> Recorded information

==*==

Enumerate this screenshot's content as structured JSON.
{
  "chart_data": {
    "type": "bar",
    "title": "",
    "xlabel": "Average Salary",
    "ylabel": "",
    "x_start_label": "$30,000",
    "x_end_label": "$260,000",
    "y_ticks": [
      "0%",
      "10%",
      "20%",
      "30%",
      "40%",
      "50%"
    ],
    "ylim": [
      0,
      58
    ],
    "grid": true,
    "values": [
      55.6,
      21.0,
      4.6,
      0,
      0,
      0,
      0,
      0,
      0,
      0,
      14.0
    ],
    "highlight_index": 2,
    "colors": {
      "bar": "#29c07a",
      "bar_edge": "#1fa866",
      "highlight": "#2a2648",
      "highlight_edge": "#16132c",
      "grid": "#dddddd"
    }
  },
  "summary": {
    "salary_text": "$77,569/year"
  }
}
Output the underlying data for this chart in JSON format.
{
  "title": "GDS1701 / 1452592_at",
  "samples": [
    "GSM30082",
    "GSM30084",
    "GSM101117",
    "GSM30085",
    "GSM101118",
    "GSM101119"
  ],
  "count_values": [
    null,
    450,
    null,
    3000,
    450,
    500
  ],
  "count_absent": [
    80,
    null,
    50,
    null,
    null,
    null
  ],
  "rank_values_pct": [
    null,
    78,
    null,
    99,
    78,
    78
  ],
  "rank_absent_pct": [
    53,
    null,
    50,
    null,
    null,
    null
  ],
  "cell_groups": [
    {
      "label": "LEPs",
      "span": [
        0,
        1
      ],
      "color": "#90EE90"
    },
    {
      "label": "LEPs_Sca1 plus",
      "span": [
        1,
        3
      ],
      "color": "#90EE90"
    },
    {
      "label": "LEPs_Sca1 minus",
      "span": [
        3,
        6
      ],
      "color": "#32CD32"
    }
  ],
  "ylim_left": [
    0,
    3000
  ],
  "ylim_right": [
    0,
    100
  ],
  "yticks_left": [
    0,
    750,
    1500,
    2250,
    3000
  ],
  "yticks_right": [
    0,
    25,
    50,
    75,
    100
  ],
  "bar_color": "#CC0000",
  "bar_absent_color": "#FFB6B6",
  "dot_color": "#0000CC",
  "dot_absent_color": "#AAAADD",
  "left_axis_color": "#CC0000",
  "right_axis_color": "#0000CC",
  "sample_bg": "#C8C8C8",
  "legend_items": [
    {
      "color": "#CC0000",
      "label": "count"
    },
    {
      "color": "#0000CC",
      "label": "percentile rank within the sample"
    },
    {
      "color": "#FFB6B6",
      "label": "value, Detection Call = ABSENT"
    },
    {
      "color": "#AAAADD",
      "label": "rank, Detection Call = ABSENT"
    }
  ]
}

==*==

> Task
Exactly as shown, repeat every record.

> Answer to the problem
Enumerate this screenshot's content as structured JSON.
{
  "chart_data": {
    "type": "bar",
    "title": "",
    "xlabel": "Average Salary",
    "ylabel": "",
    "x_start_label": "$30,000",
    "x_end_label": "$260,000",
    "y_ticks": [
      "0%",
      "10%",
      "20%",
      "30%",
      "40%",
      "50%"
    ],
    "ylim": [
      0,
      58
    ],
    "grid": true,
    "values": [
      55.6,
      21.0,
      4.6,
      0,
      0,
      0,
      0,
      0,
      0,
      0,
      14.0
    ],
    "highlight_index": 2,
    "colors": {
      "bar": "#29c07a",
      "bar_edge": "#1fa866",
      "highlight": "#2a2648",
      "highlight_edge": "#16132c",
      "grid": "#dddddd"
    }
  },
  "summary": {
    "salary_text": "$77,569/year"
  }
}
Output the underlying data for this chart in JSON format.
{
  "title": "GDS1701 / 1452592_at",
  "samples": [
    "GSM30082",
    "GSM30084",
    "GSM101117",
    "GSM30085",
    "GSM101118",
    "GSM101119"
  ],
  "count_values": [
    null,
    450,
    null,
    3000,
    450,
    500
  ],
  "count_absent": [
    80,
    null,
    50,
    null,
    null,
    null
  ],
  "rank_values_pct": [
    null,
    78,
    null,
    99,
    78,
    78
  ],
  "rank_absent_pct": [
    53,
    null,
    50,
    null,
    null,
    null
  ],
  "cell_groups": [
    {
      "label": "LEPs",
      "span": [
        0,
        1
      ],
      "color": "#90EE90"
    },
    {
      "label": "LEPs_Sca1 plus",
      "span": [
        1,
        3
      ],
      "color": "#90EE90"
    },
    {
      "label": "LEPs_Sca1 minus",
      "span": [
        3,
        6
      ],
      "color": "#32CD32"
    }
  ],
  "ylim_left": [
    0,
    3000
  ],
  "ylim_right": [
    0,
    100
  ],
  "yticks_left": [
    0,
    750,
    1500,
    2250,
    3000
  ],
  "yticks_right": [
    0,
    25,
    50,
    75,
    100
  ],
  "bar_color": "#CC0000",
  "bar_absent_color": "#FFB6B6",
  "dot_color": "#0000CC",
  "dot_absent_color": "#AAAADD",
  "left_axis_color": "#CC0000",
  "right_axis_color": "#0000CC",
  "sample_bg": "#C8C8C8",
  "legend_items": [
    {
      "color": "#CC0000",
      "label": "count"
    },
    {
      "color": "#0000CC",
      "label": "percentile rank within the sample"
    },
    {
      "color": "#FFB6B6",
      "label": "value, Detection Call = ABSENT"
    },
    {
      "color": "#AAAADD",
      "label": "rank, Detection Call = ABSENT"
    }
  ]
}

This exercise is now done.